# Условие задания:
Перепишите данные, начиная со строки с «gang dashed line stage 5» и заканчивая строкой с «label aux16 st1 — [29, 109, 32, 112]», заменив «wire coupling» на «coupling wire» и ничего больше не меняя.
○ ○ ○ ○ ○
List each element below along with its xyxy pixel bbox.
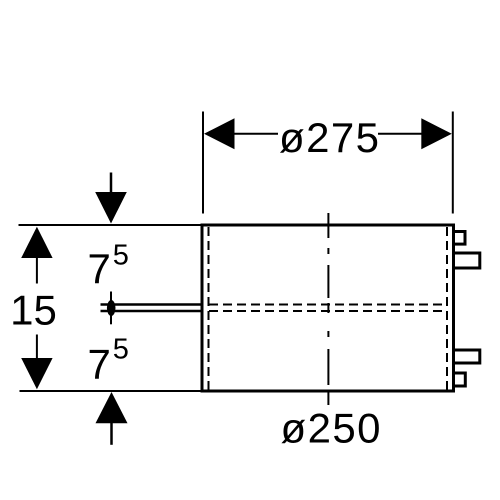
faceplate top reference line: [19, 224, 203, 226]
svg-text:5: 5: [113, 334, 129, 366]
svg-text:ø250: ø250: [281, 405, 381, 452]
tab top small: [454, 232, 466, 245]
svg-text:15: 15: [10, 287, 57, 334]
dim 15 lower tail: [36, 335, 38, 359]
svg-text:7: 7: [88, 245, 111, 292]
faceplate bottom reference line: [20, 390, 203, 392]
dim 15 upper tail: [36, 258, 38, 284]
tab top large: [454, 253, 480, 268]
bottom pointer arrow tail: [110, 422, 113, 445]
hidden water line upper (dashed): [209, 304, 447, 306]
dim 15 arrowhead up: [21, 227, 52, 258]
top pointer arrow tail: [110, 173, 113, 194]
hidden water line lower (dashed): [209, 310, 447, 312]
vertical center line (dash-dot): [327, 213, 329, 405]
top pointer arrowhead (down): [95, 192, 127, 224]
tab bottom small: [454, 373, 466, 386]
supply connection point (dot): [107, 300, 116, 316]
svg-text:5: 5: [113, 240, 129, 272]
extension line right (ø275): [452, 112, 454, 214]
bottom pointer arrowhead (up): [96, 392, 128, 423]
inner hidden edge right (dashed): [446, 227, 448, 390]
supply connection stub line: [110, 292, 112, 325]
svg-text:7: 7: [88, 341, 111, 388]
svg-text:ø275: ø275: [279, 114, 379, 161]
dim 15 arrowhead down: [21, 358, 52, 389]
supply pipe double line: [101, 303, 203, 305]
cistern body outline: [202, 225, 454, 391]
arrowhead ø275 right: [421, 118, 452, 149]
inner hidden edge left (dashed): [208, 227, 210, 390]
tab bottom large: [454, 350, 480, 363]
extension line left (ø275): [202, 112, 204, 214]
dimension line ø275 right segment: [378, 133, 423, 135]
arrowhead ø275 left: [204, 118, 235, 149]
dimension line ø275 left segment: [233, 133, 278, 135]
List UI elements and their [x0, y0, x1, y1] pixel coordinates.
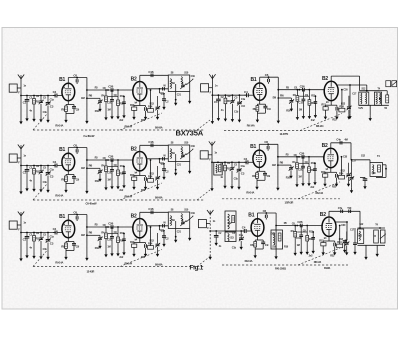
gang dashed line stage 5 — [222, 198, 340, 200]
tube B1 (stage 3) — [62, 220, 75, 237]
wire coupler to lead — [17, 224, 21, 226]
resistor R7 st4 — [296, 89, 299, 115]
wire coupling — [278, 89, 325, 91]
wire B1 anode — [260, 77, 279, 83]
screen network R6 st2 — [87, 168, 103, 176]
capacitor C6 st6 — [265, 213, 267, 220]
label aux3 st2 — [36, 165, 40, 168]
wire coupler to lead — [206, 223, 210, 225]
label aux13 st6 — [339, 238, 344, 241]
wire coupling — [276, 225, 323, 227]
label aux16 st4 — [221, 109, 224, 112]
label R6 — [89, 164, 93, 168]
tube B1 (stage 6) — [251, 219, 264, 236]
resistor R12 st5 — [323, 172, 328, 181]
label aux16 st5 — [220, 176, 223, 179]
label aux19 st6 — [309, 255, 314, 258]
ground C12 — [335, 114, 338, 119]
svg-text:1M: 1M — [299, 108, 302, 111]
label aux16 st1 — [29, 109, 32, 112]
wire cathode join — [257, 113, 265, 117]
label aux24 st1 — [191, 75, 196, 78]
node cpl-a — [275, 225, 277, 227]
label aux18 st3 — [95, 247, 100, 250]
tuning gang dashed line stage 1 — [33, 129, 205, 131]
svg-text:R9·14A: R9·14A — [55, 124, 63, 128]
capacitor C9 st6 — [261, 240, 265, 249]
wire B1 anode — [259, 144, 278, 150]
node cpl-a — [86, 226, 88, 228]
label aux17 st2 — [43, 181, 48, 184]
label aux9 st4 — [293, 94, 297, 97]
label R9 value — [55, 261, 63, 265]
wire antenna lead — [211, 78, 213, 119]
ground R6 — [290, 106, 293, 111]
svg-text:C4: C4 — [244, 157, 248, 161]
ground C2 — [230, 184, 233, 189]
svg-text:R9: R9 — [61, 107, 65, 111]
label R9 — [61, 244, 65, 248]
resistor R10 st5 — [308, 157, 311, 181]
coupler box st6 — [198, 220, 206, 228]
label aux12 st5 — [326, 168, 329, 171]
ground antenna — [19, 119, 22, 124]
label aux11 st2 — [120, 165, 125, 168]
wire B2 anode — [140, 212, 169, 220]
choke Z1 st6 — [358, 229, 364, 244]
capacitor C10 st5 — [301, 157, 305, 181]
label R6 — [280, 93, 284, 97]
ground HT — [274, 254, 277, 259]
label aux23 st3 — [184, 208, 189, 211]
core arrow st2 — [186, 149, 193, 155]
antenna — [209, 141, 215, 145]
label aux1 st6 — [213, 220, 216, 223]
node cpl-b — [299, 89, 301, 91]
label aux7 st5 — [286, 153, 290, 156]
ground C1 — [217, 116, 220, 121]
label R12 — [321, 170, 326, 174]
ground R6 — [98, 244, 101, 249]
wire grid bus — [21, 232, 56, 234]
label C4 — [242, 226, 246, 230]
node cpl-b — [107, 159, 109, 161]
svg-text:R9·14A: R9·14A — [55, 261, 63, 265]
label aux27 st3 — [155, 264, 163, 267]
ground R7 — [294, 251, 297, 256]
tuning gang C3 st3 — [46, 232, 51, 255]
label aux10 st3 — [114, 231, 118, 234]
label aux9 st2 — [101, 164, 105, 167]
label B1 — [248, 213, 254, 219]
label aux5 st1 — [50, 98, 55, 101]
label aux21 st6 — [297, 244, 300, 247]
ground C38 — [363, 184, 366, 189]
ground C11 — [312, 249, 315, 254]
svg-text:C3: C3 — [50, 242, 54, 246]
svg-text:C16: C16 — [148, 140, 153, 144]
svg-text:R9·14A: R9·14A — [247, 123, 255, 127]
label aux1 st4 — [215, 84, 218, 87]
wire R14 feed — [150, 159, 152, 179]
label R9 value — [247, 123, 255, 127]
ground sg — [348, 114, 351, 119]
ground HT — [85, 189, 88, 194]
resistor R1 st2 — [33, 165, 36, 187]
ground R12 — [132, 252, 135, 257]
label aux24 st6 — [341, 224, 346, 227]
svg-text:C10: C10 — [107, 171, 112, 175]
label aux25 st3 — [177, 231, 182, 234]
svg-text:C6: C6 — [263, 209, 267, 213]
ground box tap — [174, 100, 177, 105]
wire grid bus — [212, 161, 247, 163]
ground R10 — [116, 251, 119, 256]
node bus-left — [209, 230, 211, 232]
capacitor C26 st1 — [111, 88, 113, 92]
svg-text:R9·14A: R9·14A — [246, 190, 254, 194]
capacitor C26 st2 — [111, 158, 113, 162]
capacitor C10 st6 — [299, 226, 303, 250]
ground R10 — [307, 181, 310, 186]
tube B1 (stage 5) — [253, 150, 266, 167]
label C9 — [265, 243, 269, 247]
svg-text:B2: B2 — [131, 76, 137, 82]
svg-text:R9: R9 — [61, 244, 65, 248]
wire B1 cathode — [66, 170, 74, 174]
svg-text:C26: C26 — [299, 151, 304, 155]
label aux6 st6 — [252, 222, 255, 225]
label aux3 st5 — [227, 162, 231, 165]
gang diagonal b stage 3 — [120, 250, 162, 267]
ground network a — [364, 255, 367, 260]
resistor R12 st4 — [323, 105, 328, 114]
capacitor C1 st4 — [216, 94, 221, 115]
gang diagonal a stage 1 — [33, 114, 47, 130]
trimmer C14 st6 — [344, 232, 349, 251]
resistor R9 st6 — [254, 240, 257, 249]
label aux24 st2 — [191, 145, 196, 148]
label aux8 st1 — [103, 87, 107, 90]
wire sec down — [369, 105, 371, 115]
label aux0 st3 — [18, 229, 20, 232]
wire antenna lead — [20, 78, 22, 119]
svg-text:R6: R6 — [280, 93, 284, 97]
wire coupler to lead — [17, 157, 21, 159]
label aux6 st4 — [254, 86, 257, 89]
svg-text:S3: S3 — [230, 236, 234, 240]
capacitor C12 st2 — [145, 176, 147, 185]
svg-text:B6·06A: B6·06A — [155, 264, 163, 267]
label C3 — [50, 175, 54, 179]
capacitor C6 st2 — [76, 148, 78, 155]
capacitor C1 st1 — [25, 95, 30, 116]
label aux4 st4 — [234, 96, 238, 99]
label aux21 st2 — [107, 179, 110, 182]
label C4 — [53, 227, 57, 231]
label aux18 st5 — [286, 177, 291, 180]
wire HT rail — [277, 77, 279, 118]
caption stage4 — [280, 132, 290, 136]
ground C3 — [46, 188, 49, 193]
node screen — [86, 167, 88, 169]
wire B1 cathode — [66, 237, 74, 241]
label aux8 st3 — [103, 224, 107, 227]
wire sg rail — [349, 84, 351, 114]
svg-text:R9: R9 — [253, 107, 257, 111]
svg-text:S2: S2 — [228, 221, 232, 225]
label aux6 st2 — [63, 156, 66, 159]
svg-text:1M: 1M — [298, 175, 301, 178]
wire cathode join — [66, 114, 74, 118]
wire grid bus — [212, 94, 247, 96]
label aux12 st3 — [135, 238, 138, 241]
svg-text:R9: R9 — [252, 174, 256, 178]
node bus-left — [20, 232, 22, 234]
label aux0 st1 — [18, 92, 20, 95]
resistor R14 st1 — [148, 105, 154, 113]
label aux20 st2 — [141, 189, 146, 192]
resistor R7 st6 — [294, 225, 297, 251]
label aux18 st4 — [286, 110, 291, 113]
wire coupling — [278, 156, 325, 158]
resistor R40 st6 — [374, 230, 379, 243]
capacitor C6 st4 — [268, 77, 270, 84]
label aux21 st3 — [107, 246, 110, 249]
ground C12 — [333, 250, 336, 255]
ground cathode — [64, 188, 67, 193]
ground C12 — [144, 252, 147, 257]
node cpl-c — [117, 226, 119, 228]
capacitor C1 st6 — [214, 230, 219, 240]
tube B2 (stage 4) — [324, 81, 338, 100]
wire det in — [351, 160, 370, 163]
label aux15 st4 — [273, 97, 276, 100]
tube B2 (stage 6) — [322, 217, 336, 236]
caption stage2 — [86, 202, 98, 206]
capacitor C4 st6 — [242, 229, 251, 233]
wire box tap — [175, 84, 177, 100]
capacitor C26 st4 — [303, 88, 305, 92]
wire level2 — [108, 166, 118, 168]
label R9 — [252, 174, 256, 178]
label aux5 st3 — [50, 235, 55, 238]
trimmer C14 st2 — [155, 166, 160, 185]
capacitor C20 st3 — [160, 226, 167, 242]
label R10 — [311, 168, 316, 172]
label C6 — [73, 143, 77, 147]
wire coupler to lead — [17, 87, 21, 89]
wire antenna lead — [20, 215, 22, 256]
label group — [125, 124, 133, 128]
label R9 value — [55, 194, 63, 198]
tuning gang dashed line stage 2 — [33, 199, 205, 201]
capacitor C10 st3 — [110, 227, 114, 251]
svg-text:C26: C26 — [108, 155, 113, 159]
label C26 — [108, 85, 113, 89]
label aux14 st6 — [350, 228, 355, 231]
ground C3 — [237, 184, 240, 189]
label aux12 st4 — [326, 101, 329, 104]
svg-text:R1: R1 — [36, 100, 40, 104]
label aux11 st1 — [120, 95, 125, 98]
svg-text:C9: C9 — [267, 174, 271, 178]
svg-text:C3: C3 — [241, 104, 245, 108]
wire B1 cathode — [255, 236, 263, 240]
label aux9 st1 — [101, 94, 105, 97]
label group — [125, 194, 133, 198]
wire B2 aux — [336, 221, 348, 240]
node bus-left — [20, 95, 22, 97]
label R9 value — [246, 190, 254, 194]
label aux21 st1 — [107, 109, 110, 112]
resistor R12 st1 — [132, 106, 137, 115]
resistor R10 st4 — [308, 90, 311, 114]
label R9 value — [55, 124, 63, 128]
tuning gang dashed line stage 3 — [33, 266, 205, 268]
label aux7 st1 — [95, 87, 99, 90]
node cpl-a — [86, 159, 88, 161]
node bus-left — [211, 161, 213, 163]
label C20 — [165, 170, 169, 174]
label aux2 st6 — [218, 232, 222, 235]
caption stage6 — [275, 267, 287, 271]
svg-text:R9: R9 — [250, 243, 254, 247]
ground C10 — [301, 181, 304, 186]
label aux21 st4 — [299, 108, 302, 111]
wire level2 — [299, 162, 309, 164]
svg-text:EM: EM — [81, 234, 84, 237]
svg-text:Fig.1: Fig.1 — [190, 265, 204, 272]
svg-text:C3: C3 — [50, 105, 54, 109]
wire box right — [189, 92, 191, 99]
svg-text:C1b: C1b — [43, 111, 48, 114]
output network rails st6 — [358, 227, 386, 245]
svg-text:C1b: C1b — [43, 248, 48, 251]
label aux12 st1 — [135, 101, 138, 104]
label aux9 st3 — [101, 231, 105, 234]
label aux20 st5 — [332, 186, 337, 189]
label aux1 st2 — [23, 155, 26, 158]
osc coupler box st5 — [214, 161, 222, 175]
label aux13 st1 — [150, 103, 155, 106]
node cpl-c — [309, 89, 311, 91]
ground R12 — [324, 114, 327, 119]
label aux1 st3 — [23, 222, 26, 225]
wire R14 feed — [150, 89, 152, 109]
ground C10 — [110, 184, 113, 189]
capacitor C4 st2 — [53, 164, 62, 168]
ground HT — [85, 119, 88, 124]
label aux11 st6 — [309, 231, 314, 234]
label group — [125, 261, 133, 265]
capacitor C12 st1 — [145, 106, 147, 115]
label R6 — [280, 160, 284, 164]
trimmer arrow box — [180, 83, 187, 89]
resistor R14 st3 — [148, 242, 154, 250]
wire network down — [366, 245, 377, 254]
capacitor C10 st4 — [302, 90, 306, 114]
tube B2 (stage 2) — [133, 152, 147, 171]
label R30 — [384, 106, 387, 110]
ground C14 — [345, 250, 348, 255]
gang diagonal a stage 3 — [33, 251, 47, 267]
label aux17 st4 — [234, 111, 239, 114]
ground R6 — [98, 107, 101, 112]
svg-text:1/3R·2R: 1/3R·2R — [285, 201, 294, 205]
ground C14 — [156, 115, 159, 120]
capacitor C16 st1 — [151, 74, 153, 78]
ground C10 — [302, 114, 305, 119]
gang diagonal stage 4 — [300, 114, 342, 131]
tuning gang C3 st1 — [46, 95, 51, 118]
ground C2 — [39, 187, 42, 192]
label aux19 st3 — [119, 256, 124, 259]
label C10 — [107, 238, 112, 242]
label aux20 st4 — [332, 119, 337, 122]
label aux5 st6 — [239, 234, 244, 237]
ground R10 — [308, 114, 311, 119]
resistor R9 st3 — [65, 242, 68, 251]
label aux16 st3 — [29, 246, 32, 249]
ground R7 — [104, 185, 107, 190]
wire B2 aux — [146, 158, 168, 160]
svg-text:C9: C9 — [265, 243, 269, 247]
capacitor C20 st1 — [160, 89, 167, 105]
label aux14 st4 — [352, 93, 357, 96]
trimmer C14 st4 — [347, 96, 352, 115]
antenna — [18, 212, 24, 216]
svg-text:C1b: C1b — [234, 178, 239, 181]
label C4 — [244, 90, 248, 94]
resistor R1 st4 — [224, 94, 227, 116]
node box tap — [175, 169, 177, 171]
node cpl-c — [308, 156, 310, 158]
core arrow st3 — [186, 216, 193, 222]
node anode-top — [76, 77, 78, 79]
label aux16 st2 — [29, 179, 32, 182]
label aux10 st2 — [114, 164, 118, 167]
wire cathode join — [66, 251, 74, 255]
label C3 — [241, 104, 245, 108]
ground cathode — [64, 118, 67, 123]
label B2 — [322, 143, 328, 149]
tube B1 (stage 1) — [62, 83, 75, 100]
capacitor C1 st3 — [25, 232, 30, 253]
label aux25 st1 — [177, 94, 182, 97]
ground antenna — [19, 189, 22, 194]
ground C12 — [144, 115, 147, 120]
label aux14 st3 — [161, 230, 166, 233]
ground C3 — [46, 255, 49, 260]
ground R1 — [32, 117, 35, 122]
label aux23 st1 — [184, 71, 189, 74]
label aux4 st5 — [234, 163, 238, 166]
label C26 — [297, 220, 302, 224]
label aux18 st6 — [284, 245, 289, 248]
svg-text:C16: C16 — [148, 207, 153, 211]
resistor R12 st6 — [321, 241, 326, 250]
label aux17 st3 — [43, 248, 48, 251]
svg-text:R6: R6 — [280, 160, 284, 164]
tuning gang C3 st4 — [237, 94, 242, 117]
svg-text:C26: C26 — [297, 220, 302, 224]
wire B2 cathode — [323, 235, 335, 241]
node cpl-b — [298, 156, 300, 158]
resistor R10 st2 — [117, 160, 120, 184]
ground C11 — [313, 180, 316, 185]
label group — [316, 191, 324, 195]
○ ○ ○ ○ ○
# Результат выполнения:
gang dashed line stage 5 — [222, 198, 340, 200]
tube B1 (stage 3) — [62, 220, 75, 237]
wire coupler to lead — [17, 224, 21, 226]
resistor R7 st4 — [296, 89, 299, 115]
coupling wire — [278, 89, 325, 91]
wire B1 anode — [260, 77, 279, 83]
screen network R6 st2 — [87, 168, 103, 176]
capacitor C6 st6 — [265, 213, 267, 220]
label aux3 st2 — [36, 165, 40, 168]
wire coupler to lead — [206, 223, 210, 225]
label aux13 st6 — [339, 238, 344, 241]
coupling wire — [276, 225, 323, 227]
label aux16 st4 — [221, 109, 224, 112]
label R6 — [89, 164, 93, 168]
tube B1 (stage 6) — [251, 219, 264, 236]
resistor R12 st5 — [323, 172, 328, 181]
label aux16 st5 — [220, 176, 223, 179]
label aux19 st6 — [309, 255, 314, 258]
ground C12 — [335, 114, 338, 119]
svg-text:1M: 1M — [299, 108, 302, 111]
label aux16 st1 — [29, 109, 32, 112]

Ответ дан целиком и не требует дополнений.